■ Task inputs:

(begin)

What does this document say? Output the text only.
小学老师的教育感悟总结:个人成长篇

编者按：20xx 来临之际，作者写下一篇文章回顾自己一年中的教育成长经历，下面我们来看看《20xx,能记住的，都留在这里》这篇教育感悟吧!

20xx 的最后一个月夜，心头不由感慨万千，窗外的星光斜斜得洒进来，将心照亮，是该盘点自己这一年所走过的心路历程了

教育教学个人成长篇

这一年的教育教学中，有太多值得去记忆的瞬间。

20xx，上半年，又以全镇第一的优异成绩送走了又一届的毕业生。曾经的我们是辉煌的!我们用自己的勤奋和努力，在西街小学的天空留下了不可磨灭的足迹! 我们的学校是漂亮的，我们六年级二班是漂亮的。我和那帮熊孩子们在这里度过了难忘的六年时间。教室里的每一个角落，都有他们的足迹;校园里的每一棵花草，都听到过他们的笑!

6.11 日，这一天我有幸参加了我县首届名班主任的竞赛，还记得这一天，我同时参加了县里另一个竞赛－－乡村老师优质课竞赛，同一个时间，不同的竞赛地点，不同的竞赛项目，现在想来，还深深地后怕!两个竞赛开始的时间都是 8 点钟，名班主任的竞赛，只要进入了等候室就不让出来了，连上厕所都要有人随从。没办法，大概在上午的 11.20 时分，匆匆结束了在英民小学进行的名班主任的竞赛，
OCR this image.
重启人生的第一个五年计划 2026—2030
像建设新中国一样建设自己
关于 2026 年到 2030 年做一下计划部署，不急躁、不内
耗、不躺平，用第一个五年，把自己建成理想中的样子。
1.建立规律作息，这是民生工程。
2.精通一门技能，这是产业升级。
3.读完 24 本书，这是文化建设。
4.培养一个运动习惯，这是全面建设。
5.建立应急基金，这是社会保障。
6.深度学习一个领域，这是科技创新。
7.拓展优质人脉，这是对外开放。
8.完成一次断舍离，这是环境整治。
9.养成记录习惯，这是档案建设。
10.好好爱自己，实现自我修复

(end)

■ Exercise details:
In the listing above, find the lines holding the word "this" and copy them.

■ Correct response:
What does this document say? Output the text only.
OCR this image.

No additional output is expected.